Report the number of lines containing "menos", with no other words.

━━ DATA ROWS ━━

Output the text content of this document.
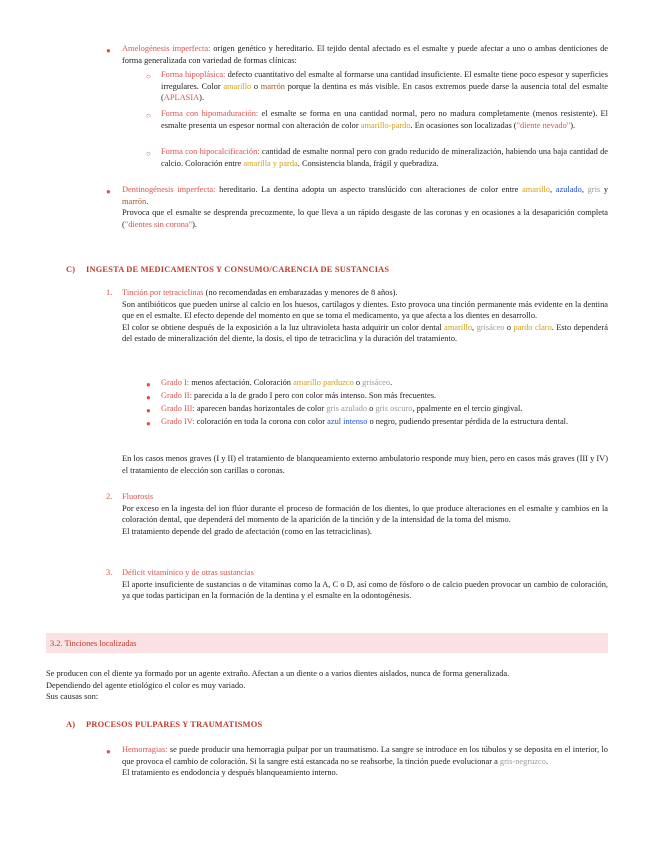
● Amelogénesis imperfecta: origen genético y hereditario. El tejido dental afectado es el esmalte y puede afectar a uno o ambas denticiones de forma generalizada con variedad de formas clínicas:
○ Forma hipoplásica: defecto cuantitativo del esmalte al formarse una cantidad insuficiente. El esmalte tiene poco espesor y superficies irregulares. Color amarillo o marrón porque la dentina es más visible. En casos extremos puede darse la ausencia total del esmalte (APLASIA).
○ Forma con hipomaduración: el esmalte se forma en una cantidad normal, pero no madura completamente (menos resistente). El esmalte presenta un espesor normal con alteración de color amarillo-pardo. En ocasiones son localizadas ("diente nevado").
○ Forma con hipocalcificación: cantidad de esmalte normal pero con grado reducido de mineralización, habiendo una baja cantidad de calcio. Coloración entre amarilla y parda. Consistencia blanda, frágil y quebradiza.
● Dentinogénesis imperfecta: hereditario. La dentina adopta un aspecto translúcido con alteraciones de color entre amarillo, azulado, gris y marrón.

Provoca que el esmalte se desprenda precozmente, lo que lleva a un rápido desgaste de las coronas y en ocasiones a la desaparición completa ("dientes sin corona").

C) INGESTA DE MEDICAMENTOS Y CONSUMO/CARENCIA DE SUSTANCIAS
1. Tinción por tetraciclinas (no recomendadas en embarazadas y menores de 8 años).

Son antibióticos que pueden unirse al calcio en los huesos, cartílagos y dientes. Esto provoca una tinción permanente más evidente en la dentina que en el esmalte. El efecto depende del momento en que se toma el medicamento, ya que afecta a los dientes en desarrollo.

El color se obtiene después de la exposición a la luz ultravioleta hasta adquirir un color dental amarillo, grisáceo o pardo claro. Esto dependerá del estado de mineralización del diente, la dosis, el tipo de tetraciclina y la duración del tratamiento.

● Grado I: menos afectación. Coloración amarillo parduzco o grisáceo.
● Grado II: parecida a la de grado I pero con color más intenso. Son más frecuentes.
● Grado III: aparecen bandas horizontales de color gris azulado o gris oscuro, ppalmente en el tercio gingival.
● Grado IV: coloración en toda la corona con color azul intenso o negro, pudiendo presentar pérdida de la estructura dental.
En los casos menos graves (I y II) el tratamiento de blanqueamiento externo ambulatorio responde muy bien, pero en casos más graves (III y IV) el tratamiento de elección son carillas o coronas.
2. Fluorosis

Por exceso en la ingesta del ion flúor durante el proceso de formación de los dientes, lo que produce alteraciones en el esmalte y cambios en la coloración dental, que dependerá del momento de la aparición de la tinción y de la intensidad de la toma del mismo.

El tratamiento depende del grado de afectación (como en las tetraciclinas).

3. Déficit vitamínico y de otras sustancias

El aporte insuficiente de sustancias o de vitaminas como la A, C o D, así como de fósforo o de calcio pueden provocar un cambio de coloración, ya que todas participan en la formación de la dentina y el esmalte en la odontogénesis.

3.2. Tinciones localizadas

Se producen con el diente ya formado por un agente extraño. Afectan a un diente o a varios dientes aislados, nunca de forma generalizada.

Dependiendo del agente etiológico el color es muy variado.

Sus causas son:

A) PROCESOS PULPARES Y TRAUMATISMOS
● Hemorragias: se puede producir una hemorragia pulpar por un traumatismo. La sangre se introduce en los túbulos y se deposita en el interior, lo que provoca el cambio de coloración. Si la sangre está estancada no se reabsorbe, la tinción puede evolucionar a gris-negruzco.

El tratamiento es endodoncia y después blanqueamiento interno.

━━━

**COMPLETE ANSWER:**
3